> [Work to do] Below are some entries; can you quote all of them exactly?

Dataset entries
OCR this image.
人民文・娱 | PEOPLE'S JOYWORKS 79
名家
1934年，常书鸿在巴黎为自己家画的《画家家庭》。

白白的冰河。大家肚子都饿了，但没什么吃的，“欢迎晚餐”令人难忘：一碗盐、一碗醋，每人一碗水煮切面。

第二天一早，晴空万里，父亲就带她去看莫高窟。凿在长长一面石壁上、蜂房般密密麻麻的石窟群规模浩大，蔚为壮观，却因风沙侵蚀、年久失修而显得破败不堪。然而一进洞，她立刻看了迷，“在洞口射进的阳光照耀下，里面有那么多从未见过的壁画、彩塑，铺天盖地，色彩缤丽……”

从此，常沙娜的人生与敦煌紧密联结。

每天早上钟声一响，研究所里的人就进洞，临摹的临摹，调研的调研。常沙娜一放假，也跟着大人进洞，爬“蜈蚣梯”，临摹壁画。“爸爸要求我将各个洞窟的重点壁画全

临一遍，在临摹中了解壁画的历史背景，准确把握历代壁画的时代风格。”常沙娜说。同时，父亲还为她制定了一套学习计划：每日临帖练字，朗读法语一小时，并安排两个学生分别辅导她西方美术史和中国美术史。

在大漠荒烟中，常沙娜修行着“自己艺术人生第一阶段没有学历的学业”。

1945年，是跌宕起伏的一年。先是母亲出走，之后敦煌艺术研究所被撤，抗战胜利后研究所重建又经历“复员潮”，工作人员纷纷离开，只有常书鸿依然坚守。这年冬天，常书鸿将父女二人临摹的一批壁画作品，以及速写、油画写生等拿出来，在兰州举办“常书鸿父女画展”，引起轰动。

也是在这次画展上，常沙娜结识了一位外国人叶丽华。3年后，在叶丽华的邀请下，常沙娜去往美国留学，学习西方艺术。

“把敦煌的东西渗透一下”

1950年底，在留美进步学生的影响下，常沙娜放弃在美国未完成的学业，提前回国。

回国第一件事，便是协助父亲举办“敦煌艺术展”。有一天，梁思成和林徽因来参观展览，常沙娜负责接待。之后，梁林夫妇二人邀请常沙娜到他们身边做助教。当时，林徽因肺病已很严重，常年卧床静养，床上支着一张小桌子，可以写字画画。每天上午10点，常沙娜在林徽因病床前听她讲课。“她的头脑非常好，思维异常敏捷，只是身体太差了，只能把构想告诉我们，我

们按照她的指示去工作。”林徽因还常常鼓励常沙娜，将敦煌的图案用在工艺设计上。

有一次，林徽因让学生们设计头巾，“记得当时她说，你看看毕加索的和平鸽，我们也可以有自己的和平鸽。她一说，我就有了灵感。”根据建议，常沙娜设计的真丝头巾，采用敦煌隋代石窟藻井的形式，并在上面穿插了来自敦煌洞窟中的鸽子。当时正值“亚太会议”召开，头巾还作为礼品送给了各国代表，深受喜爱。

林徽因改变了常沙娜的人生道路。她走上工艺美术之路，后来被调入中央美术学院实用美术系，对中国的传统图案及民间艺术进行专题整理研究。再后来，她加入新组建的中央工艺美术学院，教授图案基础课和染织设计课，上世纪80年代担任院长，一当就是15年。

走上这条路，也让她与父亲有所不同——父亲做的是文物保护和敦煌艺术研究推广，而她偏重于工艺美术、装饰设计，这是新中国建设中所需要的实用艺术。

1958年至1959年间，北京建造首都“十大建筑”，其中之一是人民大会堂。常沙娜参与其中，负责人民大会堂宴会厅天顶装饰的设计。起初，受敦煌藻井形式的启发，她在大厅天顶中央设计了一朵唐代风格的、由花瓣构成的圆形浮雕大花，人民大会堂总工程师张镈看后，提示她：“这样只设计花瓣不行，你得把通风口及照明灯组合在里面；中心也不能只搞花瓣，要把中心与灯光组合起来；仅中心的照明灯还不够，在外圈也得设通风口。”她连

> [Answer]
OCR this image.
人民文・娱 | PEOPLE'S JOYWORKS 79
名家
1934年，常书鸿在巴黎为自己家画的《画家家庭》。

白白的冰河。大家肚子都饿了，但没什么吃的，“欢迎晚餐”令人难忘：一碗盐、一碗醋，每人一碗水煮切面。

第二天一早，晴空万里，父亲就带她去看莫高窟。凿在长长一面石壁上、蜂房般密密麻麻的石窟群规模浩大，蔚为壮观，却因风沙侵蚀、年久失修而显得破败不堪。然而一进洞，她立刻看了迷，“在洞口射进的阳光照耀下，里面有那么多从未见过的壁画、彩塑，铺天盖地，色彩缤丽……”

从此，常沙娜的人生与敦煌紧密联结。

每天早上钟声一响，研究所里的人就进洞，临摹的临摹，调研的调研。常沙娜一放假，也跟着大人进洞，爬“蜈蚣梯”，临摹壁画。“爸爸要求我将各个洞窟的重点壁画全

临一遍，在临摹中了解壁画的历史背景，准确把握历代壁画的时代风格。”常沙娜说。同时，父亲还为她制定了一套学习计划：每日临帖练字，朗读法语一小时，并安排两个学生分别辅导她西方美术史和中国美术史。

在大漠荒烟中，常沙娜修行着“自己艺术人生第一阶段没有学历的学业”。

1945年，是跌宕起伏的一年。先是母亲出走，之后敦煌艺术研究所被撤，抗战胜利后研究所重建又经历“复员潮”，工作人员纷纷离开，只有常书鸿依然坚守。这年冬天，常书鸿将父女二人临摹的一批壁画作品，以及速写、油画写生等拿出来，在兰州举办“常书鸿父女画展”，引起轰动。

也是在这次画展上，常沙娜结识了一位外国人叶丽华。3年后，在叶丽华的邀请下，常沙娜去往美国留学，学习西方艺术。

“把敦煌的东西渗透一下”

1950年底，在留美进步学生的影响下，常沙娜放弃在美国未完成的学业，提前回国。

回国第一件事，便是协助父亲举办“敦煌艺术展”。有一天，梁思成和林徽因来参观展览，常沙娜负责接待。之后，梁林夫妇二人邀请常沙娜到他们身边做助教。当时，林徽因肺病已很严重，常年卧床静养，床上支着一张小桌子，可以写字画画。每天上午10点，常沙娜在林徽因病床前听她讲课。“她的头脑非常好，思维异常敏捷，只是身体太差了，只能把构想告诉我们，我

们按照她的指示去工作。”林徽因还常常鼓励常沙娜，将敦煌的图案用在工艺设计上。

有一次，林徽因让学生们设计头巾，“记得当时她说，你看看毕加索的和平鸽，我们也可以有自己的和平鸽。她一说，我就有了灵感。”根据建议，常沙娜设计的真丝头巾，采用敦煌隋代石窟藻井的形式，并在上面穿插了来自敦煌洞窟中的鸽子。当时正值“亚太会议”召开，头巾还作为礼品送给了各国代表，深受喜爱。

林徽因改变了常沙娜的人生道路。她走上工艺美术之路，后来被调入中央美术学院实用美术系，对中国的传统图案及民间艺术进行专题整理研究。再后来，她加入新组建的中央工艺美术学院，教授图案基础课和染织设计课，上世纪80年代担任院长，一当就是15年。

走上这条路，也让她与父亲有所不同——父亲做的是文物保护和敦煌艺术研究推广，而她偏重于工艺美术、装饰设计，这是新中国建设中所需要的实用艺术。

1958年至1959年间，北京建造首都“十大建筑”，其中之一是人民大会堂。常沙娜参与其中，负责人民大会堂宴会厅天顶装饰的设计。起初，受敦煌藻井形式的启发，她在大厅天顶中央设计了一朵唐代风格的、由花瓣构成的圆形浮雕大花，人民大会堂总工程师张镈看后，提示她：“这样只设计花瓣不行，你得把通风口及照明灯组合在里面；中心也不能只搞花瓣，要把中心与灯光组合起来；仅中心的照明灯还不够，在外圈也得设通风口。”她连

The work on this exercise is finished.